§ Recorded data:
= = = = =
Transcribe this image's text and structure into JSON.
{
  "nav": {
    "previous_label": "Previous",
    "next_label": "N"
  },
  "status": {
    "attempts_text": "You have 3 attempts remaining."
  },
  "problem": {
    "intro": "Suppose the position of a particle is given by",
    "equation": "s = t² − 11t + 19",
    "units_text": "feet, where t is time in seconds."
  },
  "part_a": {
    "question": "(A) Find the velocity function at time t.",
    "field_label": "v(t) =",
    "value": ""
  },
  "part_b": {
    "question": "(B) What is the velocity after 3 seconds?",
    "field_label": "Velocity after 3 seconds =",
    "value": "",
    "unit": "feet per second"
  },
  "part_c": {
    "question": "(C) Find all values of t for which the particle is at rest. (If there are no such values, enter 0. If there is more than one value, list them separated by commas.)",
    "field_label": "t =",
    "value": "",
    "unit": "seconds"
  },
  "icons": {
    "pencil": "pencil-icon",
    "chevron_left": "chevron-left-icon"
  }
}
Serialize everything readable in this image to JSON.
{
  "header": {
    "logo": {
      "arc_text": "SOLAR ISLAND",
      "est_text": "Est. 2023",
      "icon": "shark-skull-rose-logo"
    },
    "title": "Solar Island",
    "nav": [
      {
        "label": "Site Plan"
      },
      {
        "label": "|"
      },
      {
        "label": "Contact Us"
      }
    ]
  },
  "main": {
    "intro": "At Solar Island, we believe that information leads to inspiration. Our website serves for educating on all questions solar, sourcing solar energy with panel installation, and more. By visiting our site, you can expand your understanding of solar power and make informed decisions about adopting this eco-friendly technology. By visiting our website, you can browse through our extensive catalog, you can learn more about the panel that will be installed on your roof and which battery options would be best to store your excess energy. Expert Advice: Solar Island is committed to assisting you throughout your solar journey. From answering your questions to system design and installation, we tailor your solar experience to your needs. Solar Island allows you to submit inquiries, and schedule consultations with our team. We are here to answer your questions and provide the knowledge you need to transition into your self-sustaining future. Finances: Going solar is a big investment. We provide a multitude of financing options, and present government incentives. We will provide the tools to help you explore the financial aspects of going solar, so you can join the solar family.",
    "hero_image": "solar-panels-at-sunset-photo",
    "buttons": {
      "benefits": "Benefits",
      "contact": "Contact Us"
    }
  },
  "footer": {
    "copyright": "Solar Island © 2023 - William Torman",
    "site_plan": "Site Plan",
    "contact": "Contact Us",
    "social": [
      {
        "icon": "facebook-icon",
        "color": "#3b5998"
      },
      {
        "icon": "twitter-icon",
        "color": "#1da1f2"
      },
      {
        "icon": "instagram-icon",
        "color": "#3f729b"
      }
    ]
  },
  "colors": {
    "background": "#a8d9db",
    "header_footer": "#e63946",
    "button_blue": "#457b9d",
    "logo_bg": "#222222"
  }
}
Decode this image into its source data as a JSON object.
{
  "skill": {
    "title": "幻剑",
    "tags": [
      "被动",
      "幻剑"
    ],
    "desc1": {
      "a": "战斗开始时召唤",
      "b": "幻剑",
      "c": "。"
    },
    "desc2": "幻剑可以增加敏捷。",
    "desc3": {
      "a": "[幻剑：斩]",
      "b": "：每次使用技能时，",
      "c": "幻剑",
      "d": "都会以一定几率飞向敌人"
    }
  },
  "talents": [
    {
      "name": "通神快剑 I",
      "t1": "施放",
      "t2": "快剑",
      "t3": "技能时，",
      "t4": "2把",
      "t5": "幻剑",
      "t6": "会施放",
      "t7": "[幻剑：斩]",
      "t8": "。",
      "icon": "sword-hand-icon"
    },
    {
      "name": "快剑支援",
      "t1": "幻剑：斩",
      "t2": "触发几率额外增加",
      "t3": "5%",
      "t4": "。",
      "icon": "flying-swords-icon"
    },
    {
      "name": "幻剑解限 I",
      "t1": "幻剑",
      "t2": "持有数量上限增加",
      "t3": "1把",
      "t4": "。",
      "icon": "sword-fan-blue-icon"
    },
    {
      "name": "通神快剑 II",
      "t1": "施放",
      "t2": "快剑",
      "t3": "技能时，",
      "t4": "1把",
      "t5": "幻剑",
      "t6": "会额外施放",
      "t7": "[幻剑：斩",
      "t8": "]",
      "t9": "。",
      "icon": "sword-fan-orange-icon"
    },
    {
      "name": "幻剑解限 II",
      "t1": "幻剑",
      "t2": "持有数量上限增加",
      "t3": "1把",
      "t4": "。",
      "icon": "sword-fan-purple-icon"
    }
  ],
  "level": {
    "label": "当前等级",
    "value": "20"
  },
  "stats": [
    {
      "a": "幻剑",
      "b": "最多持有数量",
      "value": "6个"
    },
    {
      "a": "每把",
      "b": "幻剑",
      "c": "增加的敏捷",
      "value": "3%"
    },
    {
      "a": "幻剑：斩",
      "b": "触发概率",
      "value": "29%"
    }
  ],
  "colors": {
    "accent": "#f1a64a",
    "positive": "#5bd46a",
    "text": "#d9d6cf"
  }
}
= = = = =
§ WHAT YOU WILL DO:
Each line of the material above needs to be quoted exactly, please.

§ FINAL RESULT:
Transcribe this image's text and structure into JSON.
{
  "nav": {
    "previous_label": "Previous",
    "next_label": "N"
  },
  "status": {
    "attempts_text": "You have 3 attempts remaining."
  },
  "problem": {
    "intro": "Suppose the position of a particle is given by",
    "equation": "s = t² − 11t + 19",
    "units_text": "feet, where t is time in seconds."
  },
  "part_a": {
    "question": "(A) Find the velocity function at time t.",
    "field_label": "v(t) =",
    "value": ""
  },
  "part_b": {
    "question": "(B) What is the velocity after 3 seconds?",
    "field_label": "Velocity after 3 seconds =",
    "value": "",
    "unit": "feet per second"
  },
  "part_c": {
    "question": "(C) Find all values of t for which the particle is at rest. (If there are no such values, enter 0. If there is more than one value, list them separated by commas.)",
    "field_label": "t =",
    "value": "",
    "unit": "seconds"
  },
  "icons": {
    "pencil": "pencil-icon",
    "chevron_left": "chevron-left-icon"
  }
}
Serialize everything readable in this image to JSON.
{
  "header": {
    "logo": {
      "arc_text": "SOLAR ISLAND",
      "est_text": "Est. 2023",
      "icon": "shark-skull-rose-logo"
    },
    "title": "Solar Island",
    "nav": [
      {
        "label": "Site Plan"
      },
      {
        "label": "|"
      },
      {
        "label": "Contact Us"
      }
    ]
  },
  "main": {
    "intro": "At Solar Island, we believe that information leads to inspiration. Our website serves for educating on all questions solar, sourcing solar energy with panel installation, and more. By visiting our site, you can expand your understanding of solar power and make informed decisions about adopting this eco-friendly technology. By visiting our website, you can browse through our extensive catalog, you can learn more about the panel that will be installed on your roof and which battery options would be best to store your excess energy. Expert Advice: Solar Island is committed to assisting you throughout your solar journey. From answering your questions to system design and installation, we tailor your solar experience to your needs. Solar Island allows you to submit inquiries, and schedule consultations with our team. We are here to answer your questions and provide the knowledge you need to transition into your self-sustaining future. Finances: Going solar is a big investment. We provide a multitude of financing options, and present government incentives. We will provide the tools to help you explore the financial aspects of going solar, so you can join the solar family.",
    "hero_image": "solar-panels-at-sunset-photo",
    "buttons": {
      "benefits": "Benefits",
      "contact": "Contact Us"
    }
  },
  "footer": {
    "copyright": "Solar Island © 2023 - William Torman",
    "site_plan": "Site Plan",
    "contact": "Contact Us",
    "social": [
      {
        "icon": "facebook-icon",
        "color": "#3b5998"
      },
      {
        "icon": "twitter-icon",
        "color": "#1da1f2"
      },
      {
        "icon": "instagram-icon",
        "color": "#3f729b"
      }
    ]
  },
  "colors": {
    "background": "#a8d9db",
    "header_footer": "#e63946",
    "button_blue": "#457b9d",
    "logo_bg": "#222222"
  }
}
Decode this image into its source data as a JSON object.
{
  "skill": {
    "title": "幻剑",
    "tags": [
      "被动",
      "幻剑"
    ],
    "desc1": {
      "a": "战斗开始时召唤",
      "b": "幻剑",
      "c": "。"
    },
    "desc2": "幻剑可以增加敏捷。",
    "desc3": {
      "a": "[幻剑：斩]",
      "b": "：每次使用技能时，",
      "c": "幻剑",
      "d": "都会以一定几率飞向敌人"
    }
  },
  "talents": [
    {
      "name": "通神快剑 I",
      "t1": "施放",
      "t2": "快剑",
      "t3": "技能时，",
      "t4": "2把",
      "t5": "幻剑",
      "t6": "会施放",
      "t7": "[幻剑：斩]",
      "t8": "。",
      "icon": "sword-hand-icon"
    },
    {
      "name": "快剑支援",
      "t1": "幻剑：斩",
      "t2": "触发几率额外增加",
      "t3": "5%",
      "t4": "。",
      "icon": "flying-swords-icon"
    },
    {
      "name": "幻剑解限 I",
      "t1": "幻剑",
      "t2": "持有数量上限增加",
      "t3": "1把",
      "t4": "。",
      "icon": "sword-fan-blue-icon"
    },
    {
      "name": "通神快剑 II",
      "t1": "施放",
      "t2": "快剑",
      "t3": "技能时，",
      "t4": "1把",
      "t5": "幻剑",
      "t6": "会额外施放",
      "t7": "[幻剑：斩",
      "t8": "]",
      "t9": "。",
      "icon": "sword-fan-orange-icon"
    },
    {
      "name": "幻剑解限 II",
      "t1": "幻剑",
      "t2": "持有数量上限增加",
      "t3": "1把",
      "t4": "。",
      "icon": "sword-fan-purple-icon"
    }
  ],
  "level": {
    "label": "当前等级",
    "value": "20"
  },
  "stats": [
    {
      "a": "幻剑",
      "b": "最多持有数量",
      "value": "6个"
    },
    {
      "a": "每把",
      "b": "幻剑",
      "c": "增加的敏捷",
      "value": "3%"
    },
    {
      "a": "幻剑：斩",
      "b": "触发概率",
      "value": "29%"
    }
  ],
  "colors": {
    "accent": "#f1a64a",
    "positive": "#5bd46a",
    "text": "#d9d6cf"
  }
}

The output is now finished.